:: SUPPLIED DATA
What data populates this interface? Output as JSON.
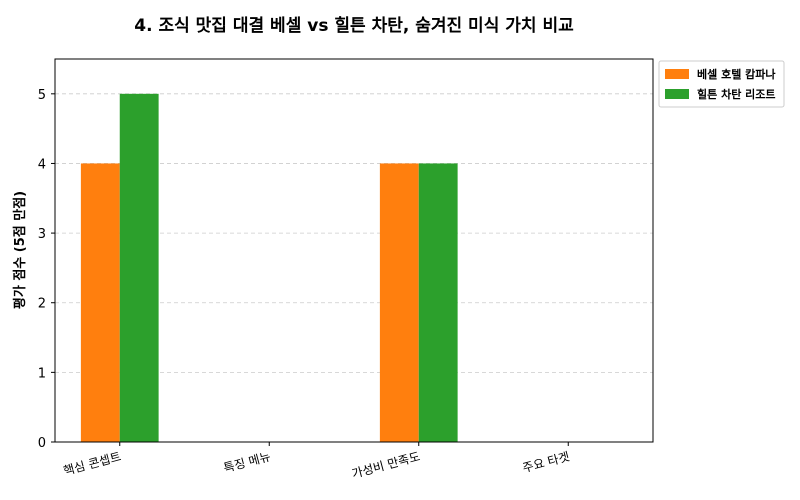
{
  "chart_data": {
    "type": "bar",
    "title": "4. 조식 맛집 대결 베셀 vs 힐튼 차탄, 숨겨진 미식 가치 비교",
    "xlabel": "",
    "ylabel": "평가 점수 (5점 만점)",
    "categories": [
      "핵심 콘셉트",
      "특징 메뉴",
      "가성비 만족도",
      "주요 타겟"
    ],
    "series": [
      {
        "name": "베셀 호텔 캄파나",
        "color": "#ff7f0e",
        "values": [
          4,
          0,
          4,
          0
        ]
      },
      {
        "name": "힐튼 차탄 리조트",
        "color": "#2ca02c",
        "values": [
          5,
          0,
          4,
          0
        ]
      }
    ],
    "ylim": [
      0,
      5.5
    ],
    "yticks": [
      "0",
      "1",
      "2",
      "3",
      "4",
      "5"
    ],
    "grid": true,
    "legend_position": "outside-top-right"
  }
}
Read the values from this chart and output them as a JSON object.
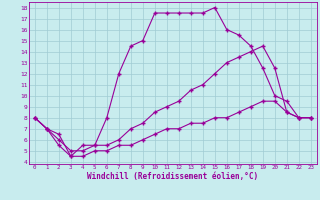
{
  "xlabel": "Windchill (Refroidissement éolien,°C)",
  "bg_color": "#c8ecee",
  "grid_color": "#a0ccd4",
  "line_color": "#990099",
  "line1_x": [
    0,
    1,
    2,
    3,
    4,
    5,
    6,
    7,
    8,
    9,
    10,
    11,
    12,
    13,
    14,
    15,
    16,
    17,
    18,
    19,
    20,
    21,
    22,
    23
  ],
  "line1_y": [
    8.0,
    7.0,
    6.5,
    4.5,
    5.5,
    5.5,
    8.0,
    12.0,
    14.5,
    15.0,
    17.5,
    17.5,
    17.5,
    17.5,
    17.5,
    18.0,
    16.0,
    15.5,
    14.5,
    12.5,
    10.0,
    9.5,
    8.0,
    8.0
  ],
  "line2_x": [
    0,
    1,
    2,
    3,
    4,
    5,
    6,
    7,
    8,
    9,
    10,
    11,
    12,
    13,
    14,
    15,
    16,
    17,
    18,
    19,
    20,
    21,
    22,
    23
  ],
  "line2_y": [
    8.0,
    7.0,
    6.0,
    5.0,
    5.0,
    5.5,
    5.5,
    6.0,
    7.0,
    7.5,
    8.5,
    9.0,
    9.5,
    10.5,
    11.0,
    12.0,
    13.0,
    13.5,
    14.0,
    14.5,
    12.5,
    8.5,
    8.0,
    8.0
  ],
  "line3_x": [
    0,
    1,
    2,
    3,
    4,
    5,
    6,
    7,
    8,
    9,
    10,
    11,
    12,
    13,
    14,
    15,
    16,
    17,
    18,
    19,
    20,
    21,
    22,
    23
  ],
  "line3_y": [
    8.0,
    7.0,
    5.5,
    4.5,
    4.5,
    5.0,
    5.0,
    5.5,
    5.5,
    6.0,
    6.5,
    7.0,
    7.0,
    7.5,
    7.5,
    8.0,
    8.0,
    8.5,
    9.0,
    9.5,
    9.5,
    8.5,
    8.0,
    8.0
  ],
  "ylim": [
    3.8,
    18.5
  ],
  "xlim": [
    -0.5,
    23.5
  ],
  "yticks": [
    4,
    5,
    6,
    7,
    8,
    9,
    10,
    11,
    12,
    13,
    14,
    15,
    16,
    17,
    18
  ],
  "xticks": [
    0,
    1,
    2,
    3,
    4,
    5,
    6,
    7,
    8,
    9,
    10,
    11,
    12,
    13,
    14,
    15,
    16,
    17,
    18,
    19,
    20,
    21,
    22,
    23
  ]
}
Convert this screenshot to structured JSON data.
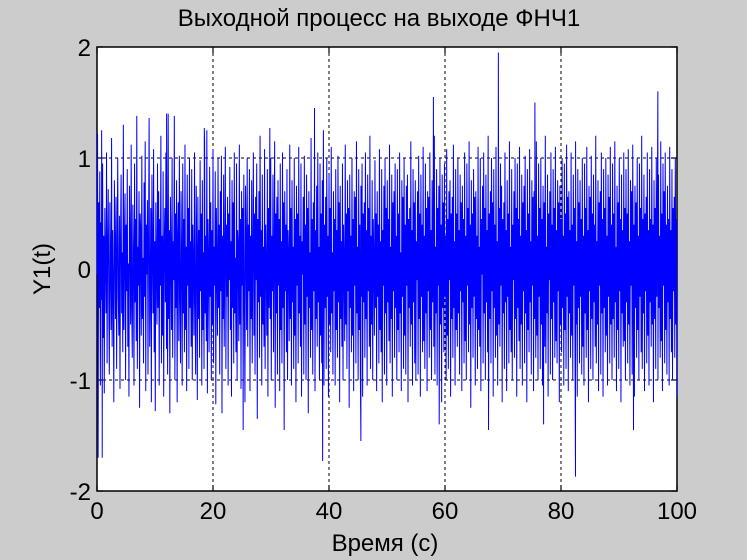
{
  "chart_data": {
    "type": "line",
    "title": "Выходной процесс на выходе ФНЧ1",
    "xlabel": "Время (с)",
    "ylabel": "Y1(t)",
    "xlim": [
      0,
      100
    ],
    "ylim": [
      -2,
      2
    ],
    "xticks": [
      "0",
      "20",
      "40",
      "60",
      "80",
      "100"
    ],
    "yticks": [
      "2",
      "1",
      "0",
      "-1",
      "-2"
    ],
    "grid": true,
    "series": [
      {
        "color": "#0000ff",
        "sample_step": 0.1,
        "values": [
          -0.05,
          1.22,
          -1.7,
          0.6,
          -0.35,
          0.88,
          -1.05,
          0.42,
          -0.28,
          0.15,
          0.95,
          -0.62,
          0.3,
          -1.12,
          0.55,
          0.1,
          -0.4,
          1.05,
          -0.85,
          0.2,
          0.72,
          -0.3,
          -0.95,
          0.6,
          0.05,
          -0.55,
          1.18,
          -0.7,
          0.35,
          -0.15,
          -1.2,
          0.8,
          0.25,
          -0.45,
          0.65,
          -0.9,
          0.1,
          1.0,
          -0.25,
          -0.6,
          0.48,
          -1.08,
          0.3,
          0.85,
          -0.4,
          0.15,
          -0.75,
          1.3,
          -0.55,
          0.2,
          0.68,
          -1.0,
          0.4,
          -0.2,
          0.9,
          -0.7,
          0.05,
          -1.15,
          0.75,
          0.3,
          -0.5,
          1.12,
          -0.35,
          -0.8,
          0.58,
          0.12,
          -1.05,
          0.95,
          -0.3,
          0.45,
          -0.65,
          1.38,
          -0.9,
          0.2,
          -0.15,
          0.7,
          -1.25,
          0.5,
          0.35,
          -0.6,
          1.02,
          -0.45,
          0.1,
          -0.85,
          0.78,
          -0.25,
          1.15,
          -1.1,
          0.4,
          -0.05,
          0.62,
          -0.95,
          0.3,
          1.36,
          -0.7,
          -0.2,
          0.55,
          -1.2,
          0.85,
          0.15,
          -0.4,
          1.08,
          -0.75,
          0.25,
          -1.28,
          0.6,
          0.05,
          -0.5,
          0.95,
          -0.35,
          0.7,
          -1.05,
          0.45,
          -0.15,
          1.2,
          -0.85,
          0.3,
          -0.6,
          0.88,
          -1.15,
          0.2,
          0.55,
          -0.3,
          1.05,
          -0.72,
          0.1,
          -0.95,
          1.4,
          -0.45,
          0.35,
          -1.3,
          0.65,
          0.15,
          -0.55,
          1.0,
          -0.8,
          0.25,
          -0.1,
          1.38,
          -1.0,
          0.5,
          -0.35,
          0.8,
          -1.2,
          0.3,
          0.6,
          -0.65,
          1.02,
          -0.25,
          -0.85,
          0.7,
          0.1,
          -1.05,
          0.95,
          -0.4,
          0.45,
          -0.75,
          1.12,
          -0.55,
          0.2,
          -1.1,
          0.85,
          -0.15,
          0.55,
          -0.9,
          1.0,
          -0.35,
          0.25,
          -0.7,
          0.9,
          -1.0,
          0.4,
          0.05,
          -0.6,
          1.05,
          -0.3,
          -0.95,
          0.75,
          0.2,
          -1.18,
          0.65,
          -0.45,
          0.35,
          -0.8,
          0.98,
          -0.2,
          0.5,
          -1.05,
          0.8,
          -0.55,
          0.15,
          -0.9,
          1.15,
          -0.4,
          0.3,
          -0.65,
          1.25,
          -1.12,
          0.45,
          0.1,
          -0.75,
          0.92,
          -0.25,
          0.6,
          -1.0,
          0.35,
          -0.5,
          1.08,
          -0.85,
          0.2,
          -0.15,
          0.88,
          -1.22,
          0.55,
          0.05,
          -0.6,
          1.0,
          -0.35,
          0.4,
          -0.95,
          0.7,
          -0.2,
          1.02,
          -1.3,
          0.3,
          -0.45,
          0.85,
          -0.7,
          0.15,
          1.1,
          -0.9,
          0.4,
          -0.25,
          0.65,
          -1.05,
          0.5,
          -0.1,
          0.92,
          -0.55,
          0.25,
          -1.15,
          0.8,
          -0.35,
          0.6,
          -0.85,
          1.05,
          -0.4,
          0.1,
          -0.75,
          0.95,
          -1.0,
          0.35,
          0.2,
          -0.65,
          1.12,
          -0.5,
          0.45,
          -1.08,
          0.7,
          -0.15,
          0.55,
          -0.9,
          0.85,
          -0.3,
          -1.2,
          0.75,
          0.25,
          -0.55,
          1.0,
          -0.7,
          0.4,
          -0.2,
          0.9,
          -1.1,
          0.3,
          -0.45,
          0.8,
          -0.85,
          0.15,
          1.05,
          -0.6,
          0.5,
          -0.95,
          0.65,
          -0.1,
          0.95,
          -1.35,
          0.45,
          -0.3,
          0.7,
          -0.8,
          1.2,
          -0.25,
          0.35,
          -1.05,
          0.85,
          -0.5,
          0.2,
          -0.7,
          1.08,
          -0.9,
          0.4,
          0.05,
          -0.6,
          0.9,
          -1.15,
          0.55,
          -0.35,
          0.75,
          -0.45,
          1.0,
          -1.0,
          0.3,
          -0.2,
          0.85,
          -0.75,
          0.15,
          1.15,
          -1.25,
          0.5,
          -0.4,
          0.65,
          -0.95,
          0.8,
          -0.15,
          0.45,
          -1.1,
          0.95,
          -0.55,
          0.25,
          -0.85,
          1.05,
          -0.35,
          0.6,
          -1.45,
          0.7,
          -0.2,
          0.4,
          -0.75,
          0.9,
          -1.0,
          0.35,
          0.1,
          -0.65,
          1.12,
          -0.45,
          0.55,
          -1.05,
          0.8,
          -0.3,
          0.2,
          -0.9,
          1.0,
          -0.6,
          0.45,
          -1.2,
          0.75,
          -0.15,
          0.5,
          -0.85,
          1.1,
          -0.4,
          0.3,
          -0.7,
          0.95,
          -1.15,
          0.25,
          -0.05,
          0.65,
          -0.95,
          1.02,
          -0.5,
          0.4,
          -1.0,
          0.85,
          -0.25,
          0.55,
          -1.3,
          0.7,
          -0.35,
          0.15,
          -0.8,
          1.18,
          -0.55,
          0.45,
          -0.95,
          0.6,
          -0.2,
          0.9,
          -1.1,
          0.35,
          -0.45,
          0.75,
          -0.7,
          1.05,
          -0.3,
          0.2,
          -1.0,
          0.95,
          -0.6,
          0.5,
          -0.85,
          0.8,
          -0.15,
          1.25,
          -1.05,
          0.4,
          -0.35,
          0.65,
          -0.9,
          1.0,
          -0.25,
          0.3,
          -1.15,
          0.85,
          -0.5,
          0.55,
          -0.75,
          1.1,
          -0.4,
          0.15,
          -0.95,
          0.7,
          -0.2,
          0.45,
          -1.05,
          0.9,
          -0.55,
          0.35,
          -0.8,
          1.02,
          -0.3,
          0.6,
          -1.2,
          0.75,
          -0.45,
          0.25,
          -0.7,
          0.95,
          -1.0,
          0.4,
          0.05,
          -0.65,
          1.12,
          -0.5,
          0.5,
          -0.9,
          0.8,
          -0.2,
          0.55,
          -1.25,
          0.85,
          -0.35,
          0.3,
          -0.75,
          1.0,
          -0.6,
          0.45,
          -1.1,
          0.7,
          -0.15,
          0.65,
          -0.85,
          1.15,
          -0.4,
          0.2,
          -1.0,
          0.9,
          -0.55,
          0.4,
          -0.95,
          0.75,
          -0.25,
          0.95,
          -1.15,
          0.5,
          -0.3,
          0.6,
          -0.8,
          1.05,
          -0.45,
          0.35,
          -1.05,
          0.85,
          -0.2,
          0.55,
          -0.7,
          1.2,
          -0.9,
          0.3,
          -0.5,
          0.8,
          -1.0,
          0.45,
          0.1,
          -0.6,
          0.98,
          -0.35,
          0.5,
          -1.1,
          0.7,
          -0.25,
          0.4,
          -0.85,
          1.08,
          -0.55,
          0.25,
          -0.75,
          0.9,
          -1.2,
          0.35,
          -0.15,
          0.75,
          -0.95,
          1.0,
          -0.4,
          0.55,
          -1.05,
          0.8,
          -0.3,
          0.45,
          -0.65,
          1.12,
          -0.85,
          0.2,
          -0.45,
          0.85,
          -1.15,
          0.6,
          -0.2,
          0.7,
          -0.8,
          0.95,
          -0.35,
          0.3,
          -1.0,
          0.9,
          -0.55,
          0.5,
          -0.75,
          1.05,
          -0.4,
          0.15,
          -1.1,
          0.8,
          -0.25,
          0.65,
          -0.9,
          1.0,
          -0.6,
          0.4,
          -0.95,
          0.75,
          -0.15,
          0.85,
          -1.2,
          0.45,
          -0.35,
          0.55,
          -0.7,
          1.15,
          -0.5,
          0.35,
          -1.05,
          0.9,
          -0.3,
          0.6,
          -0.85,
          0.8,
          -1.0,
          0.25,
          -0.1,
          0.7,
          -0.95,
          1.02,
          -0.45,
          0.5,
          -1.15,
          0.85,
          -0.25,
          0.4,
          -0.75,
          1.1,
          -0.65,
          0.3,
          -0.9,
          0.95,
          -0.4,
          0.55,
          -1.1,
          0.7,
          -0.2,
          0.65,
          -0.8,
          1.05,
          -0.55,
          0.35,
          -1.0,
          0.8,
          -0.3,
          0.45,
          -0.7,
          1.2,
          -0.95,
          0.2,
          -0.4,
          0.9,
          -1.05,
          0.55,
          -0.15,
          0.75,
          -0.85,
          1.0,
          -0.5,
          0.4,
          -1.2,
          0.85,
          -0.35,
          0.6,
          -0.75,
          0.95,
          -0.25,
          0.3,
          -1.0,
          1.08,
          -0.6,
          0.45,
          -0.9,
          0.7,
          -0.1,
          0.8,
          -1.15,
          0.5,
          -0.45,
          0.65,
          -0.8,
          1.12,
          -0.35,
          0.25,
          -1.05,
          0.9,
          -0.55,
          0.5,
          -0.7,
          1.0,
          -0.4,
          0.35,
          -0.95,
          0.85,
          -0.2,
          0.6,
          -1.1,
          0.75,
          -0.3,
          0.45,
          -0.85,
          1.05,
          -0.65,
          0.3,
          -1.0,
          0.95,
          -0.15,
          0.55,
          -0.75,
          1.15,
          -0.5,
          0.4,
          -1.25,
          0.8,
          -0.35,
          0.5,
          -0.8,
          0.9,
          -0.25,
          0.65,
          -1.05,
          0.7,
          -0.45,
          0.3,
          -0.9,
          1.1,
          -0.55,
          0.2,
          -0.7,
          1.0,
          -1.1,
          0.45,
          -0.05,
          0.75,
          -0.85,
          1.05,
          -0.4,
          0.55,
          -1.0,
          0.85,
          -0.3,
          0.35,
          -0.75,
          1.2,
          -0.95,
          0.5,
          -0.45,
          0.7,
          -0.85,
          1.0,
          -0.2,
          0.6,
          -1.15,
          0.9,
          -0.35,
          0.4,
          -0.8,
          1.1,
          -0.6,
          0.25,
          -1.05,
          0.85,
          -0.5,
          0.55,
          -0.7,
          0.95,
          -0.15,
          0.75,
          -1.2,
          0.45,
          -0.4,
          0.6,
          -0.9,
          1.05,
          -0.3,
          0.35,
          -1.1,
          0.8,
          -0.25,
          0.5,
          -0.85,
          1.15,
          -0.55,
          0.2,
          -0.75,
          0.9,
          -1.0,
          0.4,
          -0.1,
          0.7,
          -0.8,
          1.0,
          -0.45,
          0.55,
          -1.15,
          0.95,
          -0.35,
          0.45,
          -0.65,
          1.1,
          -0.9,
          0.3,
          -0.5,
          0.85,
          -1.05,
          0.6,
          -0.2,
          0.75,
          -0.85,
          1.02,
          -0.4,
          0.35,
          -1.2,
          0.9,
          -0.55,
          0.5,
          -0.75,
          1.08,
          -0.3,
          0.25,
          -0.95,
          0.8,
          -0.15,
          0.65,
          -1.1,
          0.7,
          -0.45,
          0.4,
          -0.8,
          1.15,
          -0.6,
          0.3,
          -1.0,
          0.95,
          -0.25,
          0.55,
          -0.9,
          1.0,
          -0.5,
          0.45,
          -1.05,
          0.75,
          -0.35,
          0.6,
          -0.7,
          1.2,
          -0.85,
          0.2,
          -0.4,
          0.85,
          -1.15,
          0.5,
          -0.1,
          0.7,
          -0.95,
          1.05,
          -0.45,
          0.4,
          -1.0,
          0.9,
          -0.3,
          0.55,
          -0.8,
          1.1,
          -0.65,
          0.35,
          -0.85,
          0.8,
          -0.2,
          0.6,
          -1.2,
          0.75,
          -0.5,
          0.45,
          -0.75,
          1.0,
          -0.35,
          0.3,
          -1.05,
          0.95,
          -0.55,
          0.5,
          -0.9,
          1.12,
          -0.25,
          0.65,
          -1.1,
          0.7,
          -0.4,
          0.35,
          -0.8,
          1.05,
          -0.6,
          0.4,
          -1.0,
          0.85,
          -0.15,
          0.55,
          -0.75,
          1.15,
          -0.5,
          0.25,
          -1.15,
          0.9,
          -0.35,
          0.6,
          -0.85,
          0.8,
          -0.25,
          0.45,
          -0.95,
          1.0,
          -0.7,
          0.3,
          -1.05,
          0.95,
          -0.4,
          0.55,
          -0.8,
          1.1,
          -0.55,
          0.35,
          -1.2,
          0.75,
          -0.2,
          0.65,
          -0.9,
          1.02,
          -0.45,
          0.5,
          -1.0,
          0.85,
          -0.3,
          0.4,
          -0.7,
          1.2,
          -0.85,
          0.25,
          -0.5,
          0.8,
          -1.1,
          0.6,
          -0.15,
          0.7,
          -0.95,
          1.05,
          -0.4,
          0.45,
          -1.15,
          0.9,
          -0.35,
          0.55,
          -0.75,
          1.0,
          -0.6,
          0.3,
          -1.05,
          0.85,
          -0.25,
          0.65,
          -0.85,
          1.1,
          -0.5,
          0.4,
          -1.0,
          0.95,
          -0.45,
          0.5,
          -0.8,
          1.15,
          -0.3,
          0.2,
          -1.1,
          0.75,
          -0.55,
          0.6,
          -0.9,
          1.0,
          -0.2,
          0.45,
          -1.2,
          0.85,
          -0.4,
          0.35,
          -0.7,
          1.05,
          -0.65,
          0.55,
          -1.0,
          0.9,
          -0.3,
          0.5,
          -0.85,
          1.08,
          -0.5,
          0.25,
          -1.05,
          0.8,
          -0.15,
          0.7,
          -0.95,
          1.12,
          -0.45,
          0.4,
          -1.15,
          0.75,
          -0.35,
          0.6,
          -0.8,
          1.0,
          -0.55,
          0.3,
          -1.0,
          0.95,
          -0.25,
          0.55,
          -0.75,
          1.2,
          -0.9,
          0.45,
          -0.4,
          0.85,
          -1.1,
          0.5,
          -0.2,
          0.65,
          -0.85,
          1.05,
          -0.6,
          0.35,
          -1.05,
          0.9,
          -0.3,
          0.45,
          -0.7,
          1.1,
          -0.5,
          0.4,
          -1.2,
          0.8,
          -0.45,
          0.55,
          -0.9,
          1.0,
          -0.25,
          0.6,
          -1.0,
          0.85,
          -0.35,
          0.3,
          -0.8,
          1.15,
          -0.65,
          0.5,
          -1.1,
          0.95,
          -0.15,
          0.7,
          -0.85,
          1.05,
          -0.55,
          0.4,
          -0.95,
          0.75,
          -0.3,
          0.45,
          -1.05,
          1.1,
          -0.45,
          0.35,
          -0.75,
          0.9,
          -1.0,
          0.55,
          -0.2,
          0.65,
          -0.8,
          1.0,
          -0.5,
          0.45,
          -1.15
        ]
      }
    ],
    "spikes": [
      {
        "x": 0.8,
        "y": 1.25
      },
      {
        "x": 0.9,
        "y": -1.7
      },
      {
        "x": 12.0,
        "y": 1.4
      },
      {
        "x": 18.5,
        "y": 1.27
      },
      {
        "x": 25.2,
        "y": -1.45
      },
      {
        "x": 29.8,
        "y": 1.27
      },
      {
        "x": 37.5,
        "y": 1.45
      },
      {
        "x": 38.9,
        "y": -1.73
      },
      {
        "x": 45.5,
        "y": -1.55
      },
      {
        "x": 58.0,
        "y": 1.55
      },
      {
        "x": 59.0,
        "y": -1.4
      },
      {
        "x": 67.5,
        "y": -1.45
      },
      {
        "x": 69.2,
        "y": 1.95
      },
      {
        "x": 75.5,
        "y": 1.5
      },
      {
        "x": 77.0,
        "y": -1.4
      },
      {
        "x": 82.5,
        "y": -1.87
      },
      {
        "x": 92.5,
        "y": -1.45
      },
      {
        "x": 96.7,
        "y": 1.6
      }
    ]
  }
}
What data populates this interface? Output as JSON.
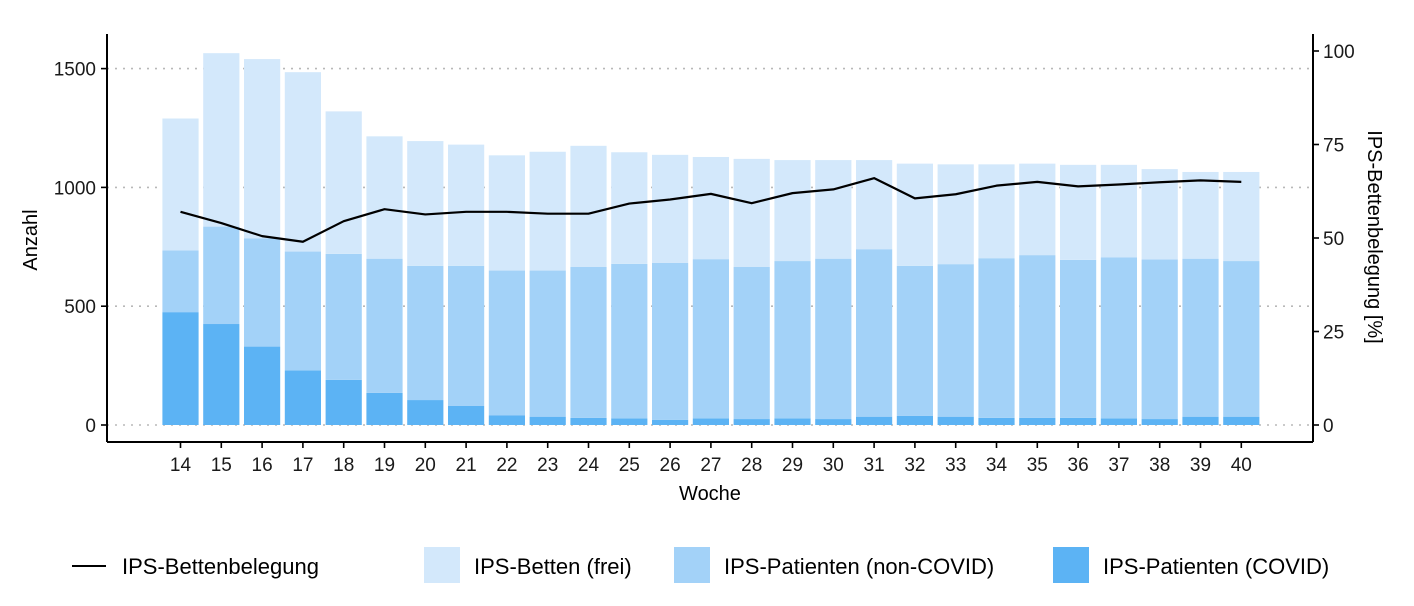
{
  "chart_data": {
    "type": "bar",
    "stacked": true,
    "xlabel": "Woche",
    "ylabel": "Anzahl",
    "y2label": "IPS-Bettenbelegung [%]",
    "categories": [
      "14",
      "15",
      "16",
      "17",
      "18",
      "19",
      "20",
      "21",
      "22",
      "23",
      "24",
      "25",
      "26",
      "27",
      "28",
      "29",
      "30",
      "31",
      "32",
      "33",
      "34",
      "35",
      "36",
      "37",
      "38",
      "39",
      "40"
    ],
    "ylim": [
      -60,
      1620
    ],
    "yticks": [
      0,
      500,
      1000,
      1500
    ],
    "y2lim": [
      -4,
      104
    ],
    "y2ticks": [
      0,
      25,
      50,
      75,
      100
    ],
    "grid": true,
    "legend_position": "bottom",
    "series": [
      {
        "name": "IPS-Patienten (COVID)",
        "color": "#5cb3f4",
        "values": [
          475,
          425,
          330,
          230,
          190,
          135,
          105,
          80,
          40,
          35,
          30,
          28,
          22,
          28,
          25,
          28,
          25,
          35,
          38,
          35,
          30,
          30,
          30,
          28,
          25,
          35,
          35
        ]
      },
      {
        "name": "IPS-Patienten (non-COVID)",
        "color": "#a3d2f8",
        "values": [
          260,
          410,
          455,
          500,
          530,
          565,
          565,
          590,
          610,
          615,
          635,
          650,
          660,
          670,
          640,
          662,
          675,
          705,
          632,
          642,
          672,
          685,
          665,
          677,
          672,
          665,
          655
        ]
      },
      {
        "name": "IPS-Betten (frei)",
        "color": "#d3e8fb",
        "values": [
          555,
          730,
          755,
          755,
          600,
          515,
          525,
          510,
          485,
          500,
          510,
          470,
          455,
          430,
          455,
          425,
          415,
          375,
          430,
          420,
          395,
          385,
          400,
          390,
          380,
          365,
          375
        ]
      }
    ],
    "line_series": {
      "name": "IPS-Bettenbelegung",
      "axis": "right",
      "color": "#000000",
      "values": [
        57,
        54,
        50.5,
        49,
        54.5,
        57.7,
        56.3,
        57,
        57,
        56.5,
        56.5,
        59.2,
        60.3,
        61.8,
        59.3,
        62,
        63,
        66,
        60.6,
        61.7,
        64,
        65,
        63.8,
        64.3,
        64.9,
        65.4,
        65
      ]
    }
  }
}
::::
* EXERCISE GOAL: Which lines in the records above contain the string "name"? Copy each one.

* TASK OUTPUT:
        "name": "베셀 호텔 캄파나",
        "name": "힐튼 차탄 리조트",
        "name": "IPS-Patienten (COVID)",
        "name": "IPS-Patienten (non-COVID)",
        "name": "IPS-Betten (frei)",
      "name": "IPS-Bettenbelegung",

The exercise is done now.